▶ **GIVEN ENTRIES**
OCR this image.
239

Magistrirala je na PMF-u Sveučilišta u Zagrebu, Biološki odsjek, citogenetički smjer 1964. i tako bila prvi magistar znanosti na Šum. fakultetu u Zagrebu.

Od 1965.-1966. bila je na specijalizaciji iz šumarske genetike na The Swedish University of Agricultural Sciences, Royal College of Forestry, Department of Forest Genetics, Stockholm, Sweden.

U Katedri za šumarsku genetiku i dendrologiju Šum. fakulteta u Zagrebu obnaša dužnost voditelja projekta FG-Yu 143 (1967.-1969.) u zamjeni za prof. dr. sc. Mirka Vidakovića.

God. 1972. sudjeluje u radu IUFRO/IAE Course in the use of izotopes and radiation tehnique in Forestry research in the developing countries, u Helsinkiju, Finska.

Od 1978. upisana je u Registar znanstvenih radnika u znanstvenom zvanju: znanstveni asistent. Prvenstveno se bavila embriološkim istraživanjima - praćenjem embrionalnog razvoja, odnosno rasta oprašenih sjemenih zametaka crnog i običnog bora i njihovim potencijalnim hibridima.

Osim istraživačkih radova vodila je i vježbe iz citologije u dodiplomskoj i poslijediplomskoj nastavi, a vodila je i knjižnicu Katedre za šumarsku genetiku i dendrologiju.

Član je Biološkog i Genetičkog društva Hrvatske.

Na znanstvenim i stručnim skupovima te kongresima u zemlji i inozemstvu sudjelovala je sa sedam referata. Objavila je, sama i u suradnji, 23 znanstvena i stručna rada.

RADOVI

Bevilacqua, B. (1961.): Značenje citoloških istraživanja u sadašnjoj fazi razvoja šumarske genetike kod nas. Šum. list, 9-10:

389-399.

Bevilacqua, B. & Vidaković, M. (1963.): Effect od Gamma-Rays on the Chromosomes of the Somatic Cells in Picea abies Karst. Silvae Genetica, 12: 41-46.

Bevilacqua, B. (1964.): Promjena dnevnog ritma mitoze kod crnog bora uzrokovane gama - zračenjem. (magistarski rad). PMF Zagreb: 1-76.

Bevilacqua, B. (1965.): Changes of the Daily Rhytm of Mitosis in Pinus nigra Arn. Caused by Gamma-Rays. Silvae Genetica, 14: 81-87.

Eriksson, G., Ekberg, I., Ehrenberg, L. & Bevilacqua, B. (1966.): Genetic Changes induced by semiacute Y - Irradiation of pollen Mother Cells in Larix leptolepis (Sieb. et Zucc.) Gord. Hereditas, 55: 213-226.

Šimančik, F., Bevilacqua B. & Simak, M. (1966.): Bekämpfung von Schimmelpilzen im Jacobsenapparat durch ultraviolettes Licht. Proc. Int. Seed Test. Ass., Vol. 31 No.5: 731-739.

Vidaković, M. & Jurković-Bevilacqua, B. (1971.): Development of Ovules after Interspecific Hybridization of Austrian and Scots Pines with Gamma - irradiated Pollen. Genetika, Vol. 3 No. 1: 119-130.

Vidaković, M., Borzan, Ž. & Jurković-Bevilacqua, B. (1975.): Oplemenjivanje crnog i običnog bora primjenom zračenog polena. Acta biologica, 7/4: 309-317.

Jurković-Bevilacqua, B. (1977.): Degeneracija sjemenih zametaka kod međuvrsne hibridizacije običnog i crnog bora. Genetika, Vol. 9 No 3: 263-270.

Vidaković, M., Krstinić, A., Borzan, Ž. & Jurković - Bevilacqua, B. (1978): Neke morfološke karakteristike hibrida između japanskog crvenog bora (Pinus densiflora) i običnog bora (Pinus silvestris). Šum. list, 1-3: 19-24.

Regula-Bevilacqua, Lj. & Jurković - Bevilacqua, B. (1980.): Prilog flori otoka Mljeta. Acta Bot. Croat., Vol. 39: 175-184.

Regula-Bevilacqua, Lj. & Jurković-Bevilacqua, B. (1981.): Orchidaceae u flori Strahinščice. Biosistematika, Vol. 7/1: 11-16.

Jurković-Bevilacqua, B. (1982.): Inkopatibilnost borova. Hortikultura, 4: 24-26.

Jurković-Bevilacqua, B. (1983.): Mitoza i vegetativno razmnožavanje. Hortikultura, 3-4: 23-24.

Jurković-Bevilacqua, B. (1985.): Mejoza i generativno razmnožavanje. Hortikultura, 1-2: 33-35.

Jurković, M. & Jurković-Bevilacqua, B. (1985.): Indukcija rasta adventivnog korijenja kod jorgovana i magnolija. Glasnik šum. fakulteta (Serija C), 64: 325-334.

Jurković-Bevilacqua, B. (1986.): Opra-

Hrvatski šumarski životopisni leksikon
* * *
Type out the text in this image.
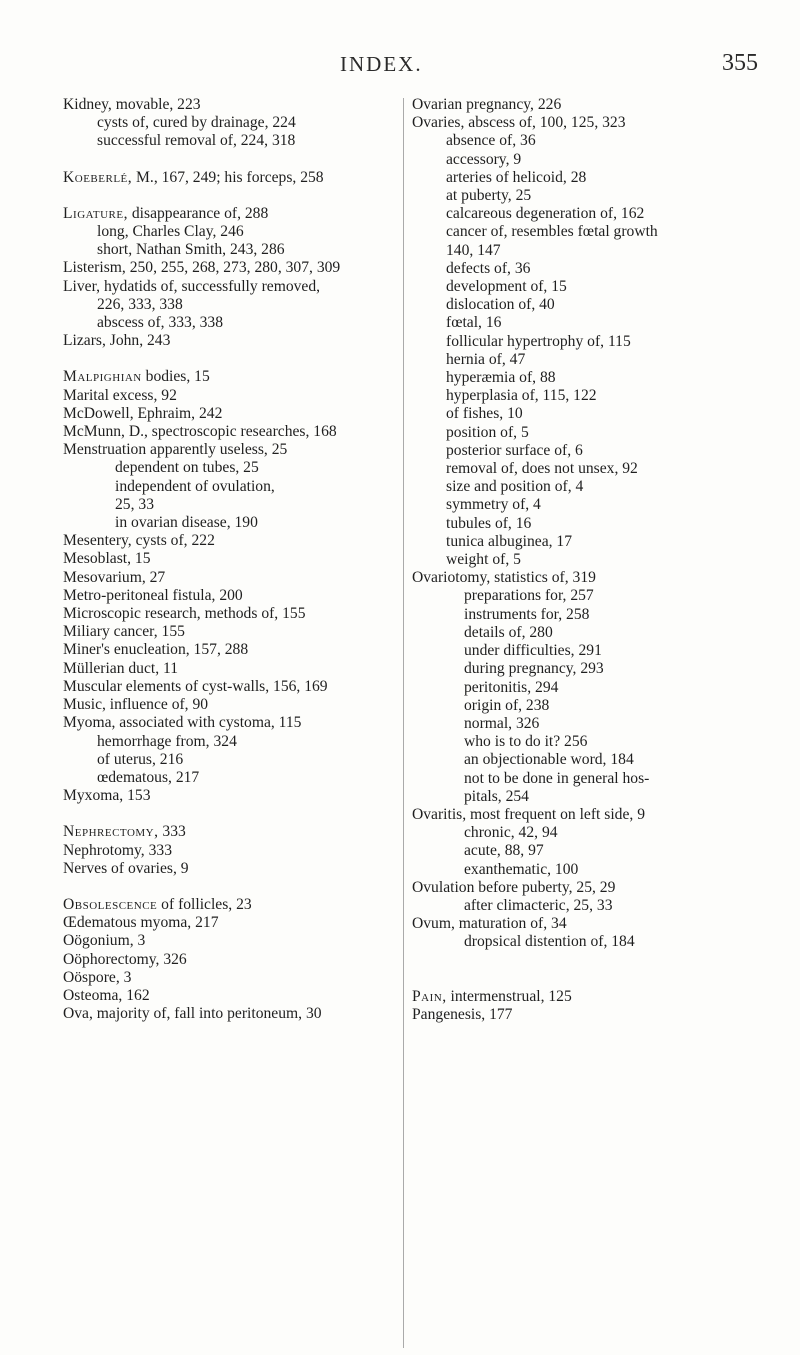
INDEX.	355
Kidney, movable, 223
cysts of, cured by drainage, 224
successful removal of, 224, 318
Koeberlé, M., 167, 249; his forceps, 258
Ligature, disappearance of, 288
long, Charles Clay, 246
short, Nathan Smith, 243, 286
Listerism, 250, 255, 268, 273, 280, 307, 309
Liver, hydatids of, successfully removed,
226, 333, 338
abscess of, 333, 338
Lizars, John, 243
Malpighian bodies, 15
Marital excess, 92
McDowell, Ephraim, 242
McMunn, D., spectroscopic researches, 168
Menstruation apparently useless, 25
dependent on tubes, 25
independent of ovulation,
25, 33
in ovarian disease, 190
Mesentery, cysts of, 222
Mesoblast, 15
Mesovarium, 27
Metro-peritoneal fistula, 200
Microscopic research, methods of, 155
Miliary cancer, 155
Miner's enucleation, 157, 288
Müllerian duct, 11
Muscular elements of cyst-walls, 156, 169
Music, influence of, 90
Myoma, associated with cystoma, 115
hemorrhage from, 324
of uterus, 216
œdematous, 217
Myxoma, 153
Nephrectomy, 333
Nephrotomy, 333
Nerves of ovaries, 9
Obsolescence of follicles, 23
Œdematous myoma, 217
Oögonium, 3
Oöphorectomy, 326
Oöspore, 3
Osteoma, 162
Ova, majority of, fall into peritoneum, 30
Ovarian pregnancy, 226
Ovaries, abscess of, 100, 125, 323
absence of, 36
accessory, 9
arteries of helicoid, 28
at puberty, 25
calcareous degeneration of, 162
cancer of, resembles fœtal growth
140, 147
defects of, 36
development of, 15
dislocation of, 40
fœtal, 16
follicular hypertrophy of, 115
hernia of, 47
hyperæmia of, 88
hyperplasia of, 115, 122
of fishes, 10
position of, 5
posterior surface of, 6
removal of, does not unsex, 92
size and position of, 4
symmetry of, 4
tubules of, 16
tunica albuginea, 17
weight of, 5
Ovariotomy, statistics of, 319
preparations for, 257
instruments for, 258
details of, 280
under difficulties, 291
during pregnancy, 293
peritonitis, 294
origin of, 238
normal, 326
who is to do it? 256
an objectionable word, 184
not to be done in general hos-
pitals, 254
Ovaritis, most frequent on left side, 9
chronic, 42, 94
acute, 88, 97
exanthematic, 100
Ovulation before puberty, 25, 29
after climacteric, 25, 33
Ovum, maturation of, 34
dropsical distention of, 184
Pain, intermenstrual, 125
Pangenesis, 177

▶ **WHAT YOU ARE ASKED TO DO**
Look for "Gamma" in each line of the material, then copy the lines where it is found.

▶ **RESPONSE**
Bevilacqua, B. & Vidaković, M. (1963.): Effect od Gamma-Rays on the Chromosomes of the Somatic Cells in Picea abies Karst. Silvae Genetica, 12: 41-46.
Bevilacqua, B. (1965.): Changes of the Daily Rhytm of Mitosis in Pinus nigra Arn. Caused by Gamma-Rays. Silvae Genetica, 14: 81-87.
Vidaković, M. & Jurković-Bevilacqua, B. (1971.): Development of Ovules after Interspecific Hybridization of Austrian and Scots Pines with Gamma - irradiated Pollen. Genetika, Vol. 3 No. 1: 119-130.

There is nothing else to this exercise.